### What you have to do
Render each line of the data below as a row in a Markdown table with the columns "Row" and "Line", numbering the rows and omitting any blank lines.
========
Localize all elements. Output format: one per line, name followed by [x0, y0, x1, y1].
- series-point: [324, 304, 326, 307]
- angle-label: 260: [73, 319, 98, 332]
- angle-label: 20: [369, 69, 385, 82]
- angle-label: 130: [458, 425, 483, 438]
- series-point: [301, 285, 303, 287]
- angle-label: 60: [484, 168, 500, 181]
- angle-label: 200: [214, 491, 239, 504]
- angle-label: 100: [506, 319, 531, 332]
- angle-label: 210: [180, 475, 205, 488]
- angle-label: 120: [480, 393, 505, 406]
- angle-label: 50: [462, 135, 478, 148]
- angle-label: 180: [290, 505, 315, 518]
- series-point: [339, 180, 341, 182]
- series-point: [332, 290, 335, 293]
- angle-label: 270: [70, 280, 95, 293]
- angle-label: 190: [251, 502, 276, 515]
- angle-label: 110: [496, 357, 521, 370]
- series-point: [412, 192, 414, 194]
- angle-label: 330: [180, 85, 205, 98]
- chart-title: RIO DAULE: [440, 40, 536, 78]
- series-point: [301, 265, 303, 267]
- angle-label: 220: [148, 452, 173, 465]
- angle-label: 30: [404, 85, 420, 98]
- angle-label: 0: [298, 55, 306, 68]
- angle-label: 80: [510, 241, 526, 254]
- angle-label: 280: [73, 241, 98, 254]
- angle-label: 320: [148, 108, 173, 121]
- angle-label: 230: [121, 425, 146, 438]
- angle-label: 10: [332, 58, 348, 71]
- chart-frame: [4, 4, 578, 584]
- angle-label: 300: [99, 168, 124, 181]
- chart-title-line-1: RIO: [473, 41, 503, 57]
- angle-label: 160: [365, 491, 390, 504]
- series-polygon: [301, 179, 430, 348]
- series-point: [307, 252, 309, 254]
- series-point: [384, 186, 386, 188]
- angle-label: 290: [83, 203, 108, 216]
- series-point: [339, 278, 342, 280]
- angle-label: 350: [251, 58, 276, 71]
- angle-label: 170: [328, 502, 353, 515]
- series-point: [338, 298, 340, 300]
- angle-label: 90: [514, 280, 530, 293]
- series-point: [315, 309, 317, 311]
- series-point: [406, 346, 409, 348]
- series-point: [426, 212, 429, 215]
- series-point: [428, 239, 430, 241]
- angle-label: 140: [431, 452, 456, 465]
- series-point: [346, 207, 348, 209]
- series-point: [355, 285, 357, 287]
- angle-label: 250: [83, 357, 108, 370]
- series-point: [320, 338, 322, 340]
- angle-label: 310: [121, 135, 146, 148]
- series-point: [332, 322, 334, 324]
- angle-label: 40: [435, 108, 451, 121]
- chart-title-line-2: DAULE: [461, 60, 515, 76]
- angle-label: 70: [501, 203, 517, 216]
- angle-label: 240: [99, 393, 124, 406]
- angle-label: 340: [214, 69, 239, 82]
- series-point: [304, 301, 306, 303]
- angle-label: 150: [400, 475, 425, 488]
========
### Correct result
| Row | Line |
|---|---|
| 1 | Localize all elements. Output format: one per line, name followed by [x0, y0, x1, y1]. |
| 2 | - series-point: [324, 304, 326, 307] |
| 3 | - angle-label: 260: [73, 319, 98, 332] |
| 4 | - angle-label: 20: [369, 69, 385, 82] |
| 5 | - angle-label: 130: [458, 425, 483, 438] |
| 6 | - series-point: [301, 285, 303, 287] |
| 7 | - angle-label: 60: [484, 168, 500, 181] |
| 8 | - angle-label: 200: [214, 491, 239, 504] |
| 9 | - angle-label: 100: [506, 319, 531, 332] |
| 10 | - angle-label: 210: [180, 475, 205, 488] |
| 11 | - angle-label: 120: [480, 393, 505, 406] |
| 12 | - angle-label: 50: [462, 135, 478, 148] |
| 13 | - angle-label: 180: [290, 505, 315, 518] |
| 14 | - series-point: [339, 180, 341, 182] |
| 15 | - series-point: [332, 290, 335, 293] |
| 16 | - angle-label: 270: [70, 280, 95, 293] |
| 17 | - angle-label: 190: [251, 502, 276, 515] |
| 18 | - angle-label: 110: [496, 357, 521, 370] |
| 19 | - series-point: [412, 192, 414, 194] |
| 20 | - angle-label: 330: [180, 85, 205, 98] |
| 21 | - chart-title: RIO DAULE: [440, 40, 536, 78] |
| 22 | - series-point: [301, 265, 303, 267] |
| 23 | - angle-label: 220: [148, 452, 173, 465] |
| 24 | - angle-label: 30: [404, 85, 420, 98] |
| 25 | - angle-label: 0: [298, 55, 306, 68] |
| 26 | - angle-label: 80: [510, 241, 526, 254] |
| 27 | - angle-label: 280: [73, 241, 98, 254] |
| 28 | - angle-label: 320: [148, 108, 173, 121] |
| 29 | - angle-label: 230: [121, 425, 146, 438] |
| 30 | - angle-label: 10: [332, 58, 348, 71] |
| 31 | - chart-frame: [4, 4, 578, 584] |
| 32 | - angle-label: 300: [99, 168, 124, 181] |
| 33 | - chart-title-line-1: RIO: [473, 41, 503, 57] |
| 34 | - angle-label: 160: [365, 491, 390, 504] |
| 35 | - series-polygon: [301, 179, 430, 348] |
| 36 | - series-point: [307, 252, 309, 254] |
| 37 | - series-point: [384, 186, 386, 188] |
| 38 | - angle-label: 290: [83, 203, 108, 216] |
| 39 | - series-point: [339, 278, 342, 280] |
| 40 | - angle-label: 350: [251, 58, 276, 71] |
| 41 | - angle-label: 170: [328, 502, 353, 515] |
| 42 | - series-point: [338, 298, 340, 300] |
| 43 | - angle-label: 90: [514, 280, 530, 293] |
| 44 | - series-point: [315, 309, 317, 311] |
| 45 | - series-point: [406, 346, 409, 348] |
| 46 | - series-point: [426, 212, 429, 215] |
| 47 | - series-point: [428, 239, 430, 241] |
| 48 | - angle-label: 140: [431, 452, 456, 465] |
| 49 | - series-point: [346, 207, 348, 209] |
| 50 | - series-point: [355, 285, 357, 287] |
| 51 | - angle-label: 250: [83, 357, 108, 370] |
| 52 | - series-point: [320, 338, 322, 340] |
| 53 | - angle-label: 310: [121, 135, 146, 148] |
| 54 | - series-point: [332, 322, 334, 324] |
| 55 | - angle-label: 40: [435, 108, 451, 121] |
| 56 | - chart-title-line-2: DAULE: [461, 60, 515, 76] |
| 57 | - angle-label: 70: [501, 203, 517, 216] |
| 58 | - angle-label: 240: [99, 393, 124, 406] |
| 59 | - angle-label: 340: [214, 69, 239, 82] |
| 60 | - series-point: [304, 301, 306, 303] |
| 61 | - angle-label: 150: [400, 475, 425, 488] |